▶ What to work on
A - Reproduce word for word the part of the Brookhouse AIS article that opens with the words containing "The trick is" and closes with "proprietary GPS sensors.".
B - Write the next part of the piece on the Brookhouse Class B AIS setup, picking up right after its last sentence.

▶ Quoted text

Class B installs #1, Brookhouse solution

Brookhouse AIS B transponder solution

A nice thing about Class B AIS transponders, I think, is that by regulation they include a GPS and thus they deliver “own vessel position” along with AIS target info to whatever displays they feed. But that can present an issue if you’re adding Class B to a system that already has an NMEA 0183 or a SeaTalk GPS attached. Brookhouse seems to have a neat multiplexer solution that makes the new GPS a backup ready to automatically take over if the vessel’s regular GPS fails…

The trick is a Brookhouse multiplexer feature called “NMEA data manipulation”, which is controlled by user uploaded scripts. It’s usually used to filter and translate NMEA sentences, but Brookhouse recently added something called “conditional wipe” which removes GPS data from an AIS input stream only if the primary GPS is producing lat/lon data. And because some Brookhouse multiplexers (like the one below) can handle SeaTalk, this feature can also work with Raymarine’s proprietary GPS sensors.

▶ Dataset
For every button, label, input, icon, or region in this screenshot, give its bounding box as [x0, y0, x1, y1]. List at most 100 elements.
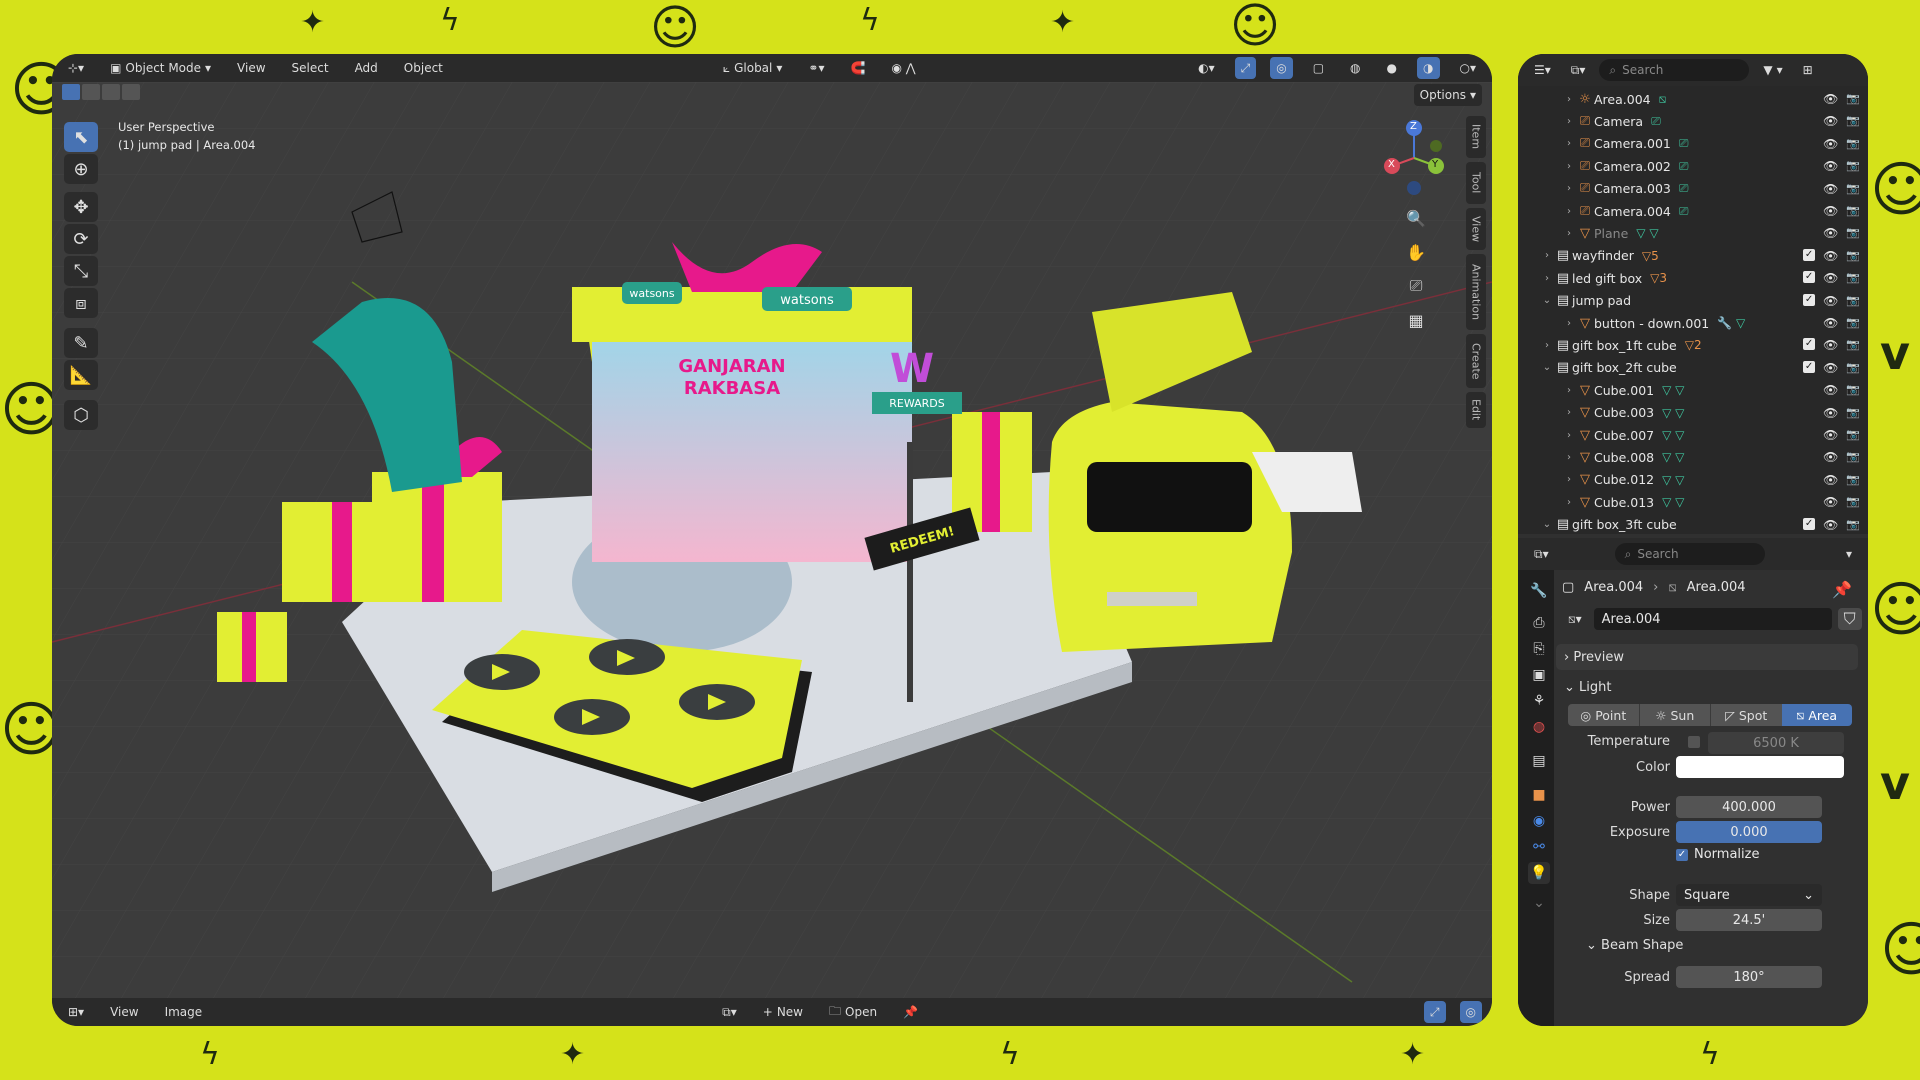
- light-type-sun[interactable]: ☼ Sun: [1638, 704, 1710, 726]
- tab-output[interactable]: ⎘: [1528, 638, 1550, 660]
- tab-light-data[interactable]: 💡: [1528, 862, 1550, 884]
- cursor-tool[interactable]: ⊕: [64, 154, 98, 184]
- expand-toggle-icon[interactable]: ›: [1540, 340, 1554, 351]
- footer-editor-type[interactable]: ⊞▾: [62, 1001, 90, 1023]
- overlay-toggle[interactable]: ◎: [1270, 57, 1293, 79]
- normalize-checkbox[interactable]: ✓ Normalize: [1676, 847, 1759, 862]
- expand-toggle-icon[interactable]: ›: [1562, 452, 1576, 463]
- tab-collection[interactable]: ▤: [1528, 750, 1550, 772]
- tab-tool-props[interactable]: 🔧: [1528, 580, 1550, 602]
- render-camera-icon[interactable]: 📷: [1846, 316, 1860, 330]
- render-camera-icon[interactable]: 📷: [1846, 406, 1860, 420]
- rotate-tool[interactable]: ⟳: [64, 224, 98, 254]
- properties-search-input[interactable]: ⌕ Search: [1614, 543, 1765, 565]
- power-field[interactable]: 400.000: [1676, 796, 1822, 818]
- eye-icon[interactable]: 👁: [1823, 450, 1838, 464]
- render-camera-icon[interactable]: 📷: [1846, 428, 1860, 442]
- light-panel-header[interactable]: ⌄ Light: [1556, 674, 1858, 700]
- shading-wire[interactable]: ◍: [1344, 57, 1366, 79]
- outliner-search-input[interactable]: ⌕ Search: [1599, 59, 1750, 81]
- properties-editor-type[interactable]: ⧉▾: [1528, 543, 1555, 565]
- tab-view[interactable]: View: [1466, 208, 1486, 250]
- tab-view-layer[interactable]: ▣: [1528, 664, 1550, 686]
- color-swatch[interactable]: [1676, 756, 1844, 778]
- eye-icon[interactable]: 👁: [1823, 294, 1838, 308]
- tab-tool[interactable]: Tool: [1466, 162, 1486, 204]
- new-image-button[interactable]: + New: [757, 1001, 809, 1023]
- options-button[interactable]: Options ▾: [1413, 84, 1482, 106]
- render-camera-icon[interactable]: 📷: [1846, 182, 1860, 196]
- outliner-row[interactable]: › ⎚ Camera ⎚ 👁 📷: [1518, 110, 1868, 132]
- measure-tool[interactable]: 📐: [64, 360, 98, 390]
- orientation-select[interactable]: ⟀ Global ▾: [717, 57, 789, 79]
- zoom-button[interactable]: 🔍: [1402, 204, 1430, 232]
- proportional-toggle[interactable]: ◉ ⋀: [885, 57, 921, 79]
- outliner-editor-type[interactable]: ☰▾: [1528, 59, 1557, 81]
- eye-icon[interactable]: 👁: [1823, 428, 1838, 442]
- light-type-point[interactable]: ◎ Point: [1568, 704, 1639, 726]
- snap-toggle[interactable]: 🧲: [844, 57, 871, 79]
- eye-icon[interactable]: 👁: [1823, 114, 1838, 128]
- outliner-row[interactable]: › ▤ gift box_1ft cube ▽2 ✓ 👁 📷: [1518, 334, 1868, 356]
- exclude-checkbox[interactable]: ✓: [1803, 360, 1816, 373]
- navigation-gizmo[interactable]: Z Y X: [1374, 118, 1454, 198]
- eye-icon[interactable]: 👁: [1823, 137, 1838, 151]
- tab-edit[interactable]: Edit: [1466, 392, 1486, 428]
- render-camera-icon[interactable]: 📷: [1846, 383, 1860, 397]
- eye-icon[interactable]: 👁: [1823, 338, 1838, 352]
- tab-world[interactable]: ◍: [1528, 716, 1550, 738]
- footer-menu-image[interactable]: Image: [159, 1001, 209, 1023]
- tab-more[interactable]: ⌄: [1528, 892, 1550, 914]
- new-collection-button[interactable]: ⊞: [1797, 59, 1819, 81]
- pivot-select[interactable]: ⚭▾: [802, 57, 830, 79]
- render-camera-icon[interactable]: 📷: [1846, 473, 1860, 487]
- xray-toggle[interactable]: ▢: [1307, 57, 1330, 79]
- menu-add[interactable]: Add: [349, 57, 384, 79]
- ortho-toggle-button[interactable]: ▦: [1402, 306, 1430, 334]
- exclude-checkbox[interactable]: ✓: [1803, 271, 1816, 284]
- select-subtract-icon[interactable]: [102, 84, 120, 100]
- tab-item[interactable]: Item: [1466, 116, 1486, 158]
- pan-button[interactable]: ✋: [1402, 238, 1430, 266]
- footer-overlay-toggle[interactable]: ◎: [1459, 1001, 1482, 1023]
- outliner-row[interactable]: › ▽ Cube.001 ▽ ▽ 👁 📷: [1518, 379, 1868, 401]
- expand-toggle-icon[interactable]: ›: [1562, 385, 1576, 396]
- eye-icon[interactable]: 👁: [1823, 159, 1838, 173]
- render-camera-icon[interactable]: 📷: [1846, 518, 1860, 532]
- outliner-row[interactable]: › ▤ led gift box ▽3 ✓ 👁 📷: [1518, 267, 1868, 289]
- 3d-viewport[interactable]: watsons watsons GANJARAN RAKBASA W REWAR…: [52, 82, 1492, 998]
- render-camera-icon[interactable]: 📷: [1846, 271, 1860, 285]
- menu-object[interactable]: Object: [398, 57, 449, 79]
- select-new-icon[interactable]: [62, 84, 80, 100]
- outliner-row[interactable]: › ▤ wayfinder ▽5 ✓ 👁 📷: [1518, 245, 1868, 267]
- expand-toggle-icon[interactable]: ›: [1562, 474, 1576, 485]
- editor-type-button[interactable]: ⊹▾: [62, 57, 90, 79]
- tab-animation[interactable]: Animation: [1466, 254, 1486, 330]
- visibility-select[interactable]: ◐▾: [1192, 57, 1221, 79]
- outliner-row[interactable]: › ☼ Area.004 ⧅ 👁 📷: [1518, 88, 1868, 110]
- expand-toggle-icon[interactable]: ›: [1562, 161, 1576, 172]
- image-browse-button[interactable]: ⧉▾: [716, 1001, 743, 1023]
- size-field[interactable]: 24.5': [1676, 909, 1822, 931]
- datablock-browse[interactable]: ⧅▾: [1562, 608, 1588, 630]
- eye-icon[interactable]: 👁: [1823, 406, 1838, 420]
- eye-icon[interactable]: 👁: [1823, 473, 1838, 487]
- annotate-tool[interactable]: ✎: [64, 328, 98, 358]
- outliner-row[interactable]: › ▽ Cube.003 ▽ ▽ 👁 📷: [1518, 402, 1868, 424]
- render-camera-icon[interactable]: 📷: [1846, 92, 1860, 106]
- outliner-row[interactable]: › ▽ button - down.001 🔧 ▽ 👁 📷: [1518, 312, 1868, 334]
- render-camera-icon[interactable]: 📷: [1846, 338, 1860, 352]
- shading-rendered[interactable]: ○▾: [1454, 57, 1483, 79]
- expand-toggle-icon[interactable]: ›: [1562, 94, 1576, 105]
- tab-constraints[interactable]: ⚯: [1528, 836, 1550, 858]
- outliner-row[interactable]: › ▽ Cube.012 ▽ ▽ 👁 📷: [1518, 469, 1868, 491]
- move-tool[interactable]: ✥: [64, 192, 98, 222]
- exclude-checkbox[interactable]: ✓: [1803, 293, 1816, 306]
- render-camera-icon[interactable]: 📷: [1846, 361, 1860, 375]
- display-mode-select[interactable]: ⧉▾: [1565, 59, 1592, 81]
- render-camera-icon[interactable]: 📷: [1846, 114, 1860, 128]
- spread-field[interactable]: 180°: [1676, 966, 1822, 988]
- open-image-button[interactable]: 🗀 Open: [823, 1001, 883, 1023]
- tab-create[interactable]: Create: [1466, 334, 1486, 388]
- footer-gizmo-toggle[interactable]: ⤢: [1423, 1001, 1446, 1023]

▶ Final results
A -
The trick is a Brookhouse multiplexer feature called “NMEA data manipulation”, which is controlled by user uploaded scripts. It’s usually used to filter and translate NMEA sentences, but Brookhouse recently added something called “conditional wipe” which removes GPS data from an AIS input stream only if the primary GPS is producing lat/lon data. And because some Brookhouse multiplexers (like the one below) can handle SeaTalk, this feature can also work with Raymarine’s proprietary GPS sensors.

B -
   It could well be that other NMEA 0183 multiplexers—like maybe some Shipmodul or Actisense models—can enable the similar auto redundancy, and of course redundancy and multiplexing are both well supported for NMEA 2000 transponders like the ones from Simrad. And, yes, there really is a Furuno FA50 Class B transponder (commented on here) that has an Ethernet output and built-in Web server. I hope to test it soon, along with some other Class B’s. We’re done to install details!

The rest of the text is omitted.